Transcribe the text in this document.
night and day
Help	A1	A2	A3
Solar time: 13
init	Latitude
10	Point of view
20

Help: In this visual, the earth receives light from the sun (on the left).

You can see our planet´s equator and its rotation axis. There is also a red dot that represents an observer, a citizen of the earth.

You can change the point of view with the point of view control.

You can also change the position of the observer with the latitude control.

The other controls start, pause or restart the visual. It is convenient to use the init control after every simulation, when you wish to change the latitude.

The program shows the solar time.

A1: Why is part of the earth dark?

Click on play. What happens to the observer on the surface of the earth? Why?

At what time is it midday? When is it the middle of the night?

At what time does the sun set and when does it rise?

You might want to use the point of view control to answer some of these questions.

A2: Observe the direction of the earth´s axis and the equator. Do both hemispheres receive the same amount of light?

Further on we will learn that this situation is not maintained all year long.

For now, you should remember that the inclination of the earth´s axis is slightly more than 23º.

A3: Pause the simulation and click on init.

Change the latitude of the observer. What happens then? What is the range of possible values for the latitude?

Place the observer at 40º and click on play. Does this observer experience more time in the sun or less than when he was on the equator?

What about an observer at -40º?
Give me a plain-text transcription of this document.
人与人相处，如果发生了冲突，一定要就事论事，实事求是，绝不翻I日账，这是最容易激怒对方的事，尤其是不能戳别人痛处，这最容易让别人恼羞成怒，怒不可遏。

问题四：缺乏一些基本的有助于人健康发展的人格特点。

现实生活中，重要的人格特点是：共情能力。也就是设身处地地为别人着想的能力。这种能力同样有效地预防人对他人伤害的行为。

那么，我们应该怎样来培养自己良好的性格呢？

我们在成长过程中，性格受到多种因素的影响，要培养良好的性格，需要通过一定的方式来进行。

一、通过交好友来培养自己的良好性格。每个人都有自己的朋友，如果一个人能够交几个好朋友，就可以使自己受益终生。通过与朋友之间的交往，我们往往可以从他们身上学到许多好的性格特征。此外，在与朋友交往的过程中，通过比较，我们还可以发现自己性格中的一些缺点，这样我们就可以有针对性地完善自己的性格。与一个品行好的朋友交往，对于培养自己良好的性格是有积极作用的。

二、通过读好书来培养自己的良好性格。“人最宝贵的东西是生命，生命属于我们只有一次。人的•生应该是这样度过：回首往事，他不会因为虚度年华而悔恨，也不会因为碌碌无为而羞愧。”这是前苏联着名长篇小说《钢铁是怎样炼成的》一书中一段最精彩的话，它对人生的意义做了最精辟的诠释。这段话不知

What you have to do: Restate the whole listing exactly, leaving out nothing.

Finished answer:
Transcribe the text in this document.
night and day
Help	A1	A2	A3
Solar time: 13
init	Latitude
10	Point of view
20

Help: In this visual, the earth receives light from the sun (on the left).

You can see our planet´s equator and its rotation axis. There is also a red dot that represents an observer, a citizen of the earth.

You can change the point of view with the point of view control.

You can also change the position of the observer with the latitude control.

The other controls start, pause or restart the visual. It is convenient to use the init control after every simulation, when you wish to change the latitude.

The program shows the solar time.

A1: Why is part of the earth dark?

Click on play. What happens to the observer on the surface of the earth? Why?

At what time is it midday? When is it the middle of the night?

At what time does the sun set and when does it rise?

You might want to use the point of view control to answer some of these questions.

A2: Observe the direction of the earth´s axis and the equator. Do both hemispheres receive the same amount of light?

Further on we will learn that this situation is not maintained all year long.

For now, you should remember that the inclination of the earth´s axis is slightly more than 23º.

A3: Pause the simulation and click on init.

Change the latitude of the observer. What happens then? What is the range of possible values for the latitude?

Place the observer at 40º and click on play. Does this observer experience more time in the sun or less than when he was on the equator?

What about an observer at -40º?
Give me a plain-text transcription of this document.
人与人相处，如果发生了冲突，一定要就事论事，实事求是，绝不翻I日账，这是最容易激怒对方的事，尤其是不能戳别人痛处，这最容易让别人恼羞成怒，怒不可遏。

问题四：缺乏一些基本的有助于人健康发展的人格特点。

现实生活中，重要的人格特点是：共情能力。也就是设身处地地为别人着想的能力。这种能力同样有效地预防人对他人伤害的行为。

那么，我们应该怎样来培养自己良好的性格呢？

我们在成长过程中，性格受到多种因素的影响，要培养良好的性格，需要通过一定的方式来进行。

一、通过交好友来培养自己的良好性格。每个人都有自己的朋友，如果一个人能够交几个好朋友，就可以使自己受益终生。通过与朋友之间的交往，我们往往可以从他们身上学到许多好的性格特征。此外，在与朋友交往的过程中，通过比较，我们还可以发现自己性格中的一些缺点，这样我们就可以有针对性地完善自己的性格。与一个品行好的朋友交往，对于培养自己良好的性格是有积极作用的。

二、通过读好书来培养自己的良好性格。“人最宝贵的东西是生命，生命属于我们只有一次。人的•生应该是这样度过：回首往事，他不会因为虚度年华而悔恨，也不会因为碌碌无为而羞愧。”这是前苏联着名长篇小说《钢铁是怎样炼成的》一书中一段最精彩的话，它对人生的意义做了最精辟的诠释。这段话不知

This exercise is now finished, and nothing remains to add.